• **GIVEN REQUEST**
Write out the lines from the one containing "cogs-icon bbox=[428, 69, 445, 114]" through the one containing "filter-icon bbox=[313, 69, 326, 114]" in the records below, with no changes.

━━ DATASET ━━

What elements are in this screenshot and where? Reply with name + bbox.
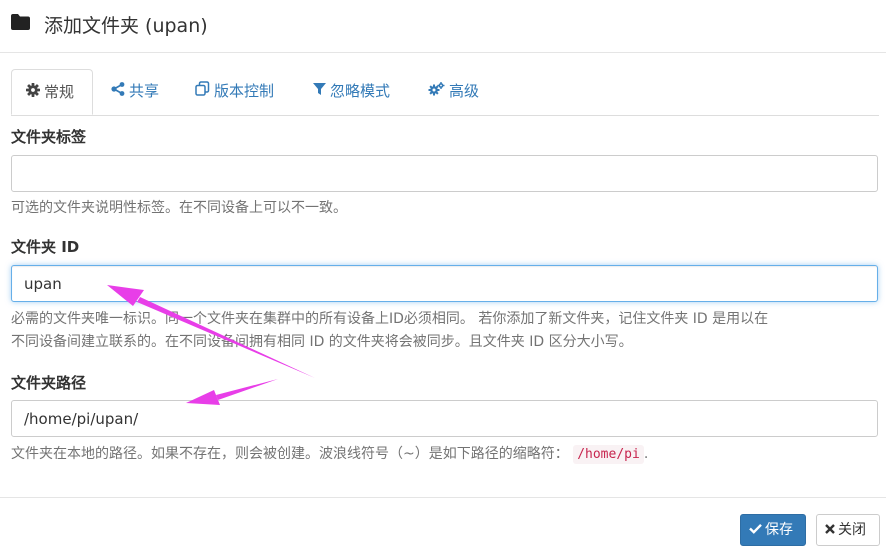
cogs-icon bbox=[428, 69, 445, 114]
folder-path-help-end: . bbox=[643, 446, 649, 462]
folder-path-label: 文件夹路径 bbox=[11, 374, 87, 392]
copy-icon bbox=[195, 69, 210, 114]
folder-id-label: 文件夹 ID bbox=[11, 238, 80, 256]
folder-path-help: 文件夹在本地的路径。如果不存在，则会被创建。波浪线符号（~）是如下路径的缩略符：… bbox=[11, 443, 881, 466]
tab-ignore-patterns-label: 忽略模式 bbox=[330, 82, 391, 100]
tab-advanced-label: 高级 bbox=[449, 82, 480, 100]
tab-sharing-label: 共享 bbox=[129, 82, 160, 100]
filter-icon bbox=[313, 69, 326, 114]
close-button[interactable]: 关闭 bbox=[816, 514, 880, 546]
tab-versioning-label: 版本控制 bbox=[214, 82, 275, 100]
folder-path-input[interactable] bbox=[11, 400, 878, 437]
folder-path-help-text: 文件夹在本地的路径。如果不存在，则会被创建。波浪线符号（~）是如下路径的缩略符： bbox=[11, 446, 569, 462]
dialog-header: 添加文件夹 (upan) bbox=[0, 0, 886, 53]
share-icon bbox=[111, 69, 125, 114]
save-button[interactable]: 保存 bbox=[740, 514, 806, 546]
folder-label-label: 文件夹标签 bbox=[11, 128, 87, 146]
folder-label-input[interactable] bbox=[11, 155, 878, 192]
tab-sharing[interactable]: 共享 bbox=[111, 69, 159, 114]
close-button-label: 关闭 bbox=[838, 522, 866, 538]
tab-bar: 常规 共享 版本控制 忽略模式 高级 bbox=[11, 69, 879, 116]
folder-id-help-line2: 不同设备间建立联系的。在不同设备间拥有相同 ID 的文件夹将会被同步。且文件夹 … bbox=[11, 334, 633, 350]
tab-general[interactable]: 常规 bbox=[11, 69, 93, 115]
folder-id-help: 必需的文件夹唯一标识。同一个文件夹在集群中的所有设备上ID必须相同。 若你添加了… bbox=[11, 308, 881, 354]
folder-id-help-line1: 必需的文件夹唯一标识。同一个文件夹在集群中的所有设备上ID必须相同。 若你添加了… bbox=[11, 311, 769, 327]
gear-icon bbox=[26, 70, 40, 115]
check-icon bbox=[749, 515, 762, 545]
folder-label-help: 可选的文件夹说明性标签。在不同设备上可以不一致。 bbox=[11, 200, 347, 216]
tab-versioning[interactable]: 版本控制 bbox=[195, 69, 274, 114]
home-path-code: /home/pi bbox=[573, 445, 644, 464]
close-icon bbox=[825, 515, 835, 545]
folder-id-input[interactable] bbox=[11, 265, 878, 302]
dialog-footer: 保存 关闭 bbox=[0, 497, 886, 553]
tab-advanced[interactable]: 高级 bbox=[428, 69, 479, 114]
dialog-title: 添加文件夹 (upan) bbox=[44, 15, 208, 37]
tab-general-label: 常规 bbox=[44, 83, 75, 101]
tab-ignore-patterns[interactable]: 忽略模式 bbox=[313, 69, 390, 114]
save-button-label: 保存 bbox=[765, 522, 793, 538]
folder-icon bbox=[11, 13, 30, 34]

━━━
━━ DATASET ━━

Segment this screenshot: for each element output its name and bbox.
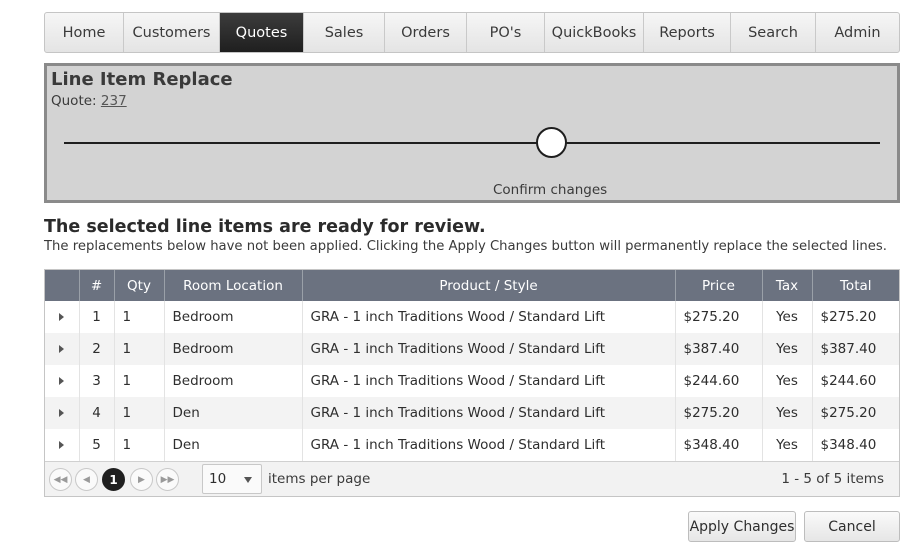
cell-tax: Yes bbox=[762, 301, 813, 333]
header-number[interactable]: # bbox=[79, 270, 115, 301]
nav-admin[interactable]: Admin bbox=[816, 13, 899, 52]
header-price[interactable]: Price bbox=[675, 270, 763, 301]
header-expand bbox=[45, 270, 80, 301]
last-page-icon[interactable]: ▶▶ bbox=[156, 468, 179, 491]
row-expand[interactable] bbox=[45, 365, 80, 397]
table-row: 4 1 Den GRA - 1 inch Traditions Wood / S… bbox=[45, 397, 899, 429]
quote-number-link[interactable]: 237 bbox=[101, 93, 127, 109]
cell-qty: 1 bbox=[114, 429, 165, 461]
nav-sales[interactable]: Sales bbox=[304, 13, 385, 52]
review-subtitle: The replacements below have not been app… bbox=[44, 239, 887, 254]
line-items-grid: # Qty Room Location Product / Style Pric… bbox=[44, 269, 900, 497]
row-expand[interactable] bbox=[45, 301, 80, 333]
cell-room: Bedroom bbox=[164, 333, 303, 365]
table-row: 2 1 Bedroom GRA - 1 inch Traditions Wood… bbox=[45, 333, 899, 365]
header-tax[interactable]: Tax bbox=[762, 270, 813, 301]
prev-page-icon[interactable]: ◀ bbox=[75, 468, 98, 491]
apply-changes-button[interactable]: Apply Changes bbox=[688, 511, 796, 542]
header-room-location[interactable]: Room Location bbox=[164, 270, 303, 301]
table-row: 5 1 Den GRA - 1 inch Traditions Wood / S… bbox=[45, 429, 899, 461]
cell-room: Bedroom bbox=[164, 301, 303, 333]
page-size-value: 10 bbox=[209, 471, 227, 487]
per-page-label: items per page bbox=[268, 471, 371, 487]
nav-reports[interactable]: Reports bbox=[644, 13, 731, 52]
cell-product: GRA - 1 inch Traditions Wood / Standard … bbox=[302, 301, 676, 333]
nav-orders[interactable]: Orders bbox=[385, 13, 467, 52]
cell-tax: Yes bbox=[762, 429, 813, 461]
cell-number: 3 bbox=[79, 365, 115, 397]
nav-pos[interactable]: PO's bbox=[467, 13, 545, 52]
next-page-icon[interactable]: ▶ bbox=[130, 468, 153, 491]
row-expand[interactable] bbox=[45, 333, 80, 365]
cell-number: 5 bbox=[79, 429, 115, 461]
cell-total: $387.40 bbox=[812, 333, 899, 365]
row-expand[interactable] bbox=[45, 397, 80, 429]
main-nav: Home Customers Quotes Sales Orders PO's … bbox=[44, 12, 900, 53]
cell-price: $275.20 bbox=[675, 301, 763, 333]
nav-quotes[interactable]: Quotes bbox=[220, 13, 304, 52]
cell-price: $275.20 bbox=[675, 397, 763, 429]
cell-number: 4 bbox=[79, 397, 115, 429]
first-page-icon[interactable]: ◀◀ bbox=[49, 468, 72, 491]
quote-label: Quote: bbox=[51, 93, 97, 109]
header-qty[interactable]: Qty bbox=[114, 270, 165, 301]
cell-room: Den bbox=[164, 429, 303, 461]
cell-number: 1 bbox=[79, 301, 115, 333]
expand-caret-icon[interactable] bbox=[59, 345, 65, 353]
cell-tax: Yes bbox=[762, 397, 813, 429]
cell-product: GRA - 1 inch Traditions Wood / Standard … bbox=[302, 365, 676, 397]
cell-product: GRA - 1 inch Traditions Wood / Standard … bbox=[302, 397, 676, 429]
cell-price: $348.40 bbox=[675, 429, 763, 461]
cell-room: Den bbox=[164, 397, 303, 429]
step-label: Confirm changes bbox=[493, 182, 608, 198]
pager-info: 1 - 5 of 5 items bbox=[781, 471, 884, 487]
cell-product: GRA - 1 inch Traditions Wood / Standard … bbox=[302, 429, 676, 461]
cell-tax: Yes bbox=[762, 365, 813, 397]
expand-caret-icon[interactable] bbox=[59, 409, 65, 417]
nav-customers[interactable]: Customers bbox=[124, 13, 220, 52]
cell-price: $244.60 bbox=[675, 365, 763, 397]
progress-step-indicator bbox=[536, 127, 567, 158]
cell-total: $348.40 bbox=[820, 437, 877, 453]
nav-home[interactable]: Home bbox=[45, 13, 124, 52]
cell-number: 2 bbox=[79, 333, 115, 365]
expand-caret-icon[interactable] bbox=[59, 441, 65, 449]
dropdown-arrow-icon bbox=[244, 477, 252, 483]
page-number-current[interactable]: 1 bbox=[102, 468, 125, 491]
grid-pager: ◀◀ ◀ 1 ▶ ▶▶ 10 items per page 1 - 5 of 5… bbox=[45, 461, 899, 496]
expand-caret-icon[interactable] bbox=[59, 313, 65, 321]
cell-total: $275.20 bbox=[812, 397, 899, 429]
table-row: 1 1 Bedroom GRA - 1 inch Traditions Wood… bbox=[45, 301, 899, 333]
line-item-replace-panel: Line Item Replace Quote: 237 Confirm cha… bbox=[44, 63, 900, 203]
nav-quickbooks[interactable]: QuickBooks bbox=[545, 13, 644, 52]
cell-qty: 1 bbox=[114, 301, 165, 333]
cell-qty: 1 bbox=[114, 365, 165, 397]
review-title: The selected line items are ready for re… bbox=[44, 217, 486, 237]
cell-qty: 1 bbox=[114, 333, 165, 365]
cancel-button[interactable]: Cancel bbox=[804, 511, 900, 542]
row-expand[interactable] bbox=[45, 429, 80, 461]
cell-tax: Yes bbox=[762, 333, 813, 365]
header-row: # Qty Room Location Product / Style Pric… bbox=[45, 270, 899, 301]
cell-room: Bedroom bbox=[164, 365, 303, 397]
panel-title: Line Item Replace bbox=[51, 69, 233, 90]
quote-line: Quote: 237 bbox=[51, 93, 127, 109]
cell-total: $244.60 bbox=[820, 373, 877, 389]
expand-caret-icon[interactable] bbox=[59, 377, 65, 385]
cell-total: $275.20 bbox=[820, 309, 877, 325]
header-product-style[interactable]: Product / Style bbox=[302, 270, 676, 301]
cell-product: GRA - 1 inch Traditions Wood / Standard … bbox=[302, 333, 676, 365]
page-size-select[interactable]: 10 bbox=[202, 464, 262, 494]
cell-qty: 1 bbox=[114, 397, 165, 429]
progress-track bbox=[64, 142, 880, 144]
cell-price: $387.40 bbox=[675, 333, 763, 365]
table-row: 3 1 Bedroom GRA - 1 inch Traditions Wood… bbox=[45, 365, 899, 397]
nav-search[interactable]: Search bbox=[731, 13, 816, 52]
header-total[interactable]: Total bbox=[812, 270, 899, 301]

━━━

• **THE SOLUTION**
cogs-icon bbox=[428, 69, 445, 114]
folder-path-help-end: . bbox=[643, 446, 649, 462]
folder-path-label: 文件夹路径 bbox=[11, 374, 87, 392]
copy-icon bbox=[195, 69, 210, 114]
folder-id-label: 文件夹 ID bbox=[11, 238, 80, 256]
folder-path-help: 文件夹在本地的路径。如果不存在，则会被创建。波浪线符号（~）是如下路径的缩略符：… bbox=[11, 443, 881, 466]
tab-ignore-patterns-label: 忽略模式 bbox=[330, 82, 391, 100]
tab-advanced-label: 高级 bbox=[449, 82, 480, 100]
tab-sharing-label: 共享 bbox=[129, 82, 160, 100]
filter-icon bbox=[313, 69, 326, 114]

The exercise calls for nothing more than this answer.